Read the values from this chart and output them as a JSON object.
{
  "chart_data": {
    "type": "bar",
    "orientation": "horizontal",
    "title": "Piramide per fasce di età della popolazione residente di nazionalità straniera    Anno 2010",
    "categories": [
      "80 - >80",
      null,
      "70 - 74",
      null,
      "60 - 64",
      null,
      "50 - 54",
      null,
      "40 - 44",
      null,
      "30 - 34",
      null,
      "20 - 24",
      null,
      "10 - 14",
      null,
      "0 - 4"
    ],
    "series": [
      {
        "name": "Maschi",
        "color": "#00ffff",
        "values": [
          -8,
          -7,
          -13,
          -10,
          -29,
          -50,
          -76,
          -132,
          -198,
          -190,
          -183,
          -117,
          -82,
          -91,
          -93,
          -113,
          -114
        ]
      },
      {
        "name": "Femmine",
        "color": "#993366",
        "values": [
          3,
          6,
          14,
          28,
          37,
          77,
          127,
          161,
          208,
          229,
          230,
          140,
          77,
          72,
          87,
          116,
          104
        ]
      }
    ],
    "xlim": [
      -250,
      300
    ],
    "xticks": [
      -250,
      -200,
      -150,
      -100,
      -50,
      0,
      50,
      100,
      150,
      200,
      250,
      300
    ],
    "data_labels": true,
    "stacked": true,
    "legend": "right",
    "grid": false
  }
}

• • • •

WHAT IS REQUIRED: Please reproduce all of the entries exactly as they stand.

EXERCISE RESULT:
Read the values from this chart and output them as a JSON object.
{
  "chart_data": {
    "type": "bar",
    "orientation": "horizontal",
    "title": "Piramide per fasce di età della popolazione residente di nazionalità straniera    Anno 2010",
    "categories": [
      "80 - >80",
      null,
      "70 - 74",
      null,
      "60 - 64",
      null,
      "50 - 54",
      null,
      "40 - 44",
      null,
      "30 - 34",
      null,
      "20 - 24",
      null,
      "10 - 14",
      null,
      "0 - 4"
    ],
    "series": [
      {
        "name": "Maschi",
        "color": "#00ffff",
        "values": [
          -8,
          -7,
          -13,
          -10,
          -29,
          -50,
          -76,
          -132,
          -198,
          -190,
          -183,
          -117,
          -82,
          -91,
          -93,
          -113,
          -114
        ]
      },
      {
        "name": "Femmine",
        "color": "#993366",
        "values": [
          3,
          6,
          14,
          28,
          37,
          77,
          127,
          161,
          208,
          229,
          230,
          140,
          77,
          72,
          87,
          116,
          104
        ]
      }
    ],
    "xlim": [
      -250,
      300
    ],
    "xticks": [
      -250,
      -200,
      -150,
      -100,
      -50,
      0,
      50,
      100,
      150,
      200,
      250,
      300
    ],
    "data_labels": true,
    "stacked": true,
    "legend": "right",
    "grid": false
  }
}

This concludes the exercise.